◆ Problem to work on
Retype the listing that follows, word for word.

┄┄┄┄┄┄┄┄┄┄┄┄┄┄┄┄┄┄┄┄

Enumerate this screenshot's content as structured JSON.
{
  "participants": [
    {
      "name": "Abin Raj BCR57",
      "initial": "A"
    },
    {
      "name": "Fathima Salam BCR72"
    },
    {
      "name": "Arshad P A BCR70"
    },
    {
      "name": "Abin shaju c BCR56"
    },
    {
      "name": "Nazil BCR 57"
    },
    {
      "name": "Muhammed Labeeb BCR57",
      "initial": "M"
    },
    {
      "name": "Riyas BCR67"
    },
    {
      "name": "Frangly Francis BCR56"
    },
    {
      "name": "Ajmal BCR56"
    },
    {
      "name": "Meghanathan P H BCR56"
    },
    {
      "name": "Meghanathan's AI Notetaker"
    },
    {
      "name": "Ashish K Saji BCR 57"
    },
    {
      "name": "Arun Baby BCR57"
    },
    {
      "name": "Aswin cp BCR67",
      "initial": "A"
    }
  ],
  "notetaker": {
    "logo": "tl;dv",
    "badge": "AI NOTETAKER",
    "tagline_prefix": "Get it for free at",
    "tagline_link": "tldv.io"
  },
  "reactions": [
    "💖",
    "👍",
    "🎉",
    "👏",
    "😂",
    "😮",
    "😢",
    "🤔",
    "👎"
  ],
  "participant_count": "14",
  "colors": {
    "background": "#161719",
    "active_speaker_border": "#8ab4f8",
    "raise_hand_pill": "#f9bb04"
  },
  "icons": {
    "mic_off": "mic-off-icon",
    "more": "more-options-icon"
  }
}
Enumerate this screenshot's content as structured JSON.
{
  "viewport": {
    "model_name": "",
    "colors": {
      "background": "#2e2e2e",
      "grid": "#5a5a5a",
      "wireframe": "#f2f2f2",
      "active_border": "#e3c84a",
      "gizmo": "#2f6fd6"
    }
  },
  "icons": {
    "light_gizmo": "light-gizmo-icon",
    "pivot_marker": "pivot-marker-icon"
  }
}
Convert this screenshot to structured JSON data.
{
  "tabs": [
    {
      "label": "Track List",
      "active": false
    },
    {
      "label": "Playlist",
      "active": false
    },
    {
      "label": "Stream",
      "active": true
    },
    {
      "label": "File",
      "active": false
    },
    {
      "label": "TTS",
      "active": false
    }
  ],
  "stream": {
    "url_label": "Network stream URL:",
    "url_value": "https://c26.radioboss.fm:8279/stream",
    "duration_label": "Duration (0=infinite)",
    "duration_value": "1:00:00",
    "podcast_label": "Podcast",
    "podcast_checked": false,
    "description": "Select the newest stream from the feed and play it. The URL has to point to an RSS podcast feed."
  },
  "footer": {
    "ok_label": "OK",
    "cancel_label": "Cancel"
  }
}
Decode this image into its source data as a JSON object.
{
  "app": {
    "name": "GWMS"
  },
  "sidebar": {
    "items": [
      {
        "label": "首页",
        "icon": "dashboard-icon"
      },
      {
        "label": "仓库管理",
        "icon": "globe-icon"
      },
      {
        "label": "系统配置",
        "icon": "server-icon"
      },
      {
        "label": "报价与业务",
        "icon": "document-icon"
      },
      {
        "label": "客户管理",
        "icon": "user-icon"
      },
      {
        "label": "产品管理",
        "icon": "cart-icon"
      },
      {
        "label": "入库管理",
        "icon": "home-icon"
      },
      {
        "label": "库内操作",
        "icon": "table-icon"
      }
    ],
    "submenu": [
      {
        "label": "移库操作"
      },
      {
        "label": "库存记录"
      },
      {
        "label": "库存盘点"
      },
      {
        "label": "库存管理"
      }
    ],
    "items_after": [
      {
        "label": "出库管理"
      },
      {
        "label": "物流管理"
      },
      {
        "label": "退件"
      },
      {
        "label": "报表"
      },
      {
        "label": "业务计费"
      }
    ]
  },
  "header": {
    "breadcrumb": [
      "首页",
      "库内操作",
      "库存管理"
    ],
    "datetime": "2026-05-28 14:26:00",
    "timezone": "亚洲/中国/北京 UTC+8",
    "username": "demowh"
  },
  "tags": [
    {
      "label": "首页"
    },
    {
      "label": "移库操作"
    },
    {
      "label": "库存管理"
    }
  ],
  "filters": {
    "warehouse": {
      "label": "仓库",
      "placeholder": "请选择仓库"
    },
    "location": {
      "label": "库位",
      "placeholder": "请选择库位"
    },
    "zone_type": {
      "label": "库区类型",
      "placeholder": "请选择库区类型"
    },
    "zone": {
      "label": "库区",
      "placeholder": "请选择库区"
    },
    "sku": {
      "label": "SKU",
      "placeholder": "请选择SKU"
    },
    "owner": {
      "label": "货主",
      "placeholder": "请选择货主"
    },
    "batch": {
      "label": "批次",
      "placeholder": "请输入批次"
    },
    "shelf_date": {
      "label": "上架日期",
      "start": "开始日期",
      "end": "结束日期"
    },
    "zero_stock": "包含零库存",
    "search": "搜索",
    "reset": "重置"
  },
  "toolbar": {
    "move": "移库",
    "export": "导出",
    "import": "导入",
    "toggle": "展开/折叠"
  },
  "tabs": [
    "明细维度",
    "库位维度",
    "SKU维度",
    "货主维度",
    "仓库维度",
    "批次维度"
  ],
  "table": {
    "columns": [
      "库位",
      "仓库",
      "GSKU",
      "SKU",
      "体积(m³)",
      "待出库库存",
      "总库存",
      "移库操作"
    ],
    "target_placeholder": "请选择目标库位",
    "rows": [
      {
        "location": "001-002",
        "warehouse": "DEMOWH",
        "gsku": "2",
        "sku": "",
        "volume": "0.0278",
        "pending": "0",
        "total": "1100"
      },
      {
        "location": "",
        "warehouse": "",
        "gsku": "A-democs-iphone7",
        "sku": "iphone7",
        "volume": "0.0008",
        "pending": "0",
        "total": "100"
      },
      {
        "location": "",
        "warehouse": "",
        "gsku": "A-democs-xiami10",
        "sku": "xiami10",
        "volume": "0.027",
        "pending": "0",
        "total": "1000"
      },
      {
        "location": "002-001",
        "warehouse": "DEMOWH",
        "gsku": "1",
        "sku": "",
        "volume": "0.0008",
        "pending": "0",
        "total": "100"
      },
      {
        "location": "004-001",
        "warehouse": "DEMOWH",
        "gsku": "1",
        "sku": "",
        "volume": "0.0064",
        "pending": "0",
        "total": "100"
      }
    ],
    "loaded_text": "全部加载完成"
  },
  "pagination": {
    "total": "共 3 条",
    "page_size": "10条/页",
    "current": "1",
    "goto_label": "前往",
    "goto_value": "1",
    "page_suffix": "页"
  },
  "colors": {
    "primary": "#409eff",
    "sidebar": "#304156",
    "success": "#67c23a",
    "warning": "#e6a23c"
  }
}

┄┄┄┄┄┄┄┄┄┄┄┄┄┄┄┄┄┄┄┄

◆ The reply
Enumerate this screenshot's content as structured JSON.
{
  "participants": [
    {
      "name": "Abin Raj BCR57",
      "initial": "A"
    },
    {
      "name": "Fathima Salam BCR72"
    },
    {
      "name": "Arshad P A BCR70"
    },
    {
      "name": "Abin shaju c BCR56"
    },
    {
      "name": "Nazil BCR 57"
    },
    {
      "name": "Muhammed Labeeb BCR57",
      "initial": "M"
    },
    {
      "name": "Riyas BCR67"
    },
    {
      "name": "Frangly Francis BCR56"
    },
    {
      "name": "Ajmal BCR56"
    },
    {
      "name": "Meghanathan P H BCR56"
    },
    {
      "name": "Meghanathan's AI Notetaker"
    },
    {
      "name": "Ashish K Saji BCR 57"
    },
    {
      "name": "Arun Baby BCR57"
    },
    {
      "name": "Aswin cp BCR67",
      "initial": "A"
    }
  ],
  "notetaker": {
    "logo": "tl;dv",
    "badge": "AI NOTETAKER",
    "tagline_prefix": "Get it for free at",
    "tagline_link": "tldv.io"
  },
  "reactions": [
    "💖",
    "👍",
    "🎉",
    "👏",
    "😂",
    "😮",
    "😢",
    "🤔",
    "👎"
  ],
  "participant_count": "14",
  "colors": {
    "background": "#161719",
    "active_speaker_border": "#8ab4f8",
    "raise_hand_pill": "#f9bb04"
  },
  "icons": {
    "mic_off": "mic-off-icon",
    "more": "more-options-icon"
  }
}
Enumerate this screenshot's content as structured JSON.
{
  "viewport": {
    "model_name": "",
    "colors": {
      "background": "#2e2e2e",
      "grid": "#5a5a5a",
      "wireframe": "#f2f2f2",
      "active_border": "#e3c84a",
      "gizmo": "#2f6fd6"
    }
  },
  "icons": {
    "light_gizmo": "light-gizmo-icon",
    "pivot_marker": "pivot-marker-icon"
  }
}
Convert this screenshot to structured JSON data.
{
  "tabs": [
    {
      "label": "Track List",
      "active": false
    },
    {
      "label": "Playlist",
      "active": false
    },
    {
      "label": "Stream",
      "active": true
    },
    {
      "label": "File",
      "active": false
    },
    {
      "label": "TTS",
      "active": false
    }
  ],
  "stream": {
    "url_label": "Network stream URL:",
    "url_value": "https://c26.radioboss.fm:8279/stream",
    "duration_label": "Duration (0=infinite)",
    "duration_value": "1:00:00",
    "podcast_label": "Podcast",
    "podcast_checked": false,
    "description": "Select the newest stream from the feed and play it. The URL has to point to an RSS podcast feed."
  },
  "footer": {
    "ok_label": "OK",
    "cancel_label": "Cancel"
  }
}
Decode this image into its source data as a JSON object.
{
  "app": {
    "name": "GWMS"
  },
  "sidebar": {
    "items": [
      {
        "label": "首页",
        "icon": "dashboard-icon"
      },
      {
        "label": "仓库管理",
        "icon": "globe-icon"
      },
      {
        "label": "系统配置",
        "icon": "server-icon"
      },
      {
        "label": "报价与业务",
        "icon": "document-icon"
      },
      {
        "label": "客户管理",
        "icon": "user-icon"
      },
      {
        "label": "产品管理",
        "icon": "cart-icon"
      },
      {
        "label": "入库管理",
        "icon": "home-icon"
      },
      {
        "label": "库内操作",
        "icon": "table-icon"
      }
    ],
    "submenu": [
      {
        "label": "移库操作"
      },
      {
        "label": "库存记录"
      },
      {
        "label": "库存盘点"
      },
      {
        "label": "库存管理"
      }
    ],
    "items_after": [
      {
        "label": "出库管理"
      },
      {
        "label": "物流管理"
      },
      {
        "label": "退件"
      },
      {
        "label": "报表"
      },
      {
        "label": "业务计费"
      }
    ]
  },
  "header": {
    "breadcrumb": [
      "首页",
      "库内操作",
      "库存管理"
    ],
    "datetime": "2026-05-28 14:26:00",
    "timezone": "亚洲/中国/北京 UTC+8",
    "username": "demowh"
  },
  "tags": [
    {
      "label": "首页"
    },
    {
      "label": "移库操作"
    },
    {
      "label": "库存管理"
    }
  ],
  "filters": {
    "warehouse": {
      "label": "仓库",
      "placeholder": "请选择仓库"
    },
    "location": {
      "label": "库位",
      "placeholder": "请选择库位"
    },
    "zone_type": {
      "label": "库区类型",
      "placeholder": "请选择库区类型"
    },
    "zone": {
      "label": "库区",
      "placeholder": "请选择库区"
    },
    "sku": {
      "label": "SKU",
      "placeholder": "请选择SKU"
    },
    "owner": {
      "label": "货主",
      "placeholder": "请选择货主"
    },
    "batch": {
      "label": "批次",
      "placeholder": "请输入批次"
    },
    "shelf_date": {
      "label": "上架日期",
      "start": "开始日期",
      "end": "结束日期"
    },
    "zero_stock": "包含零库存",
    "search": "搜索",
    "reset": "重置"
  },
  "toolbar": {
    "move": "移库",
    "export": "导出",
    "import": "导入",
    "toggle": "展开/折叠"
  },
  "tabs": [
    "明细维度",
    "库位维度",
    "SKU维度",
    "货主维度",
    "仓库维度",
    "批次维度"
  ],
  "table": {
    "columns": [
      "库位",
      "仓库",
      "GSKU",
      "SKU",
      "体积(m³)",
      "待出库库存",
      "总库存",
      "移库操作"
    ],
    "target_placeholder": "请选择目标库位",
    "rows": [
      {
        "location": "001-002",
        "warehouse": "DEMOWH",
        "gsku": "2",
        "sku": "",
        "volume": "0.0278",
        "pending": "0",
        "total": "1100"
      },
      {
        "location": "",
        "warehouse": "",
        "gsku": "A-democs-iphone7",
        "sku": "iphone7",
        "volume": "0.0008",
        "pending": "0",
        "total": "100"
      },
      {
        "location": "",
        "warehouse": "",
        "gsku": "A-democs-xiami10",
        "sku": "xiami10",
        "volume": "0.027",
        "pending": "0",
        "total": "1000"
      },
      {
        "location": "002-001",
        "warehouse": "DEMOWH",
        "gsku": "1",
        "sku": "",
        "volume": "0.0008",
        "pending": "0",
        "total": "100"
      },
      {
        "location": "004-001",
        "warehouse": "DEMOWH",
        "gsku": "1",
        "sku": "",
        "volume": "0.0064",
        "pending": "0",
        "total": "100"
      }
    ],
    "loaded_text": "全部加载完成"
  },
  "pagination": {
    "total": "共 3 条",
    "page_size": "10条/页",
    "current": "1",
    "goto_label": "前往",
    "goto_value": "1",
    "page_suffix": "页"
  },
  "colors": {
    "primary": "#409eff",
    "sidebar": "#304156",
    "success": "#67c23a",
    "warning": "#e6a23c"
  }
}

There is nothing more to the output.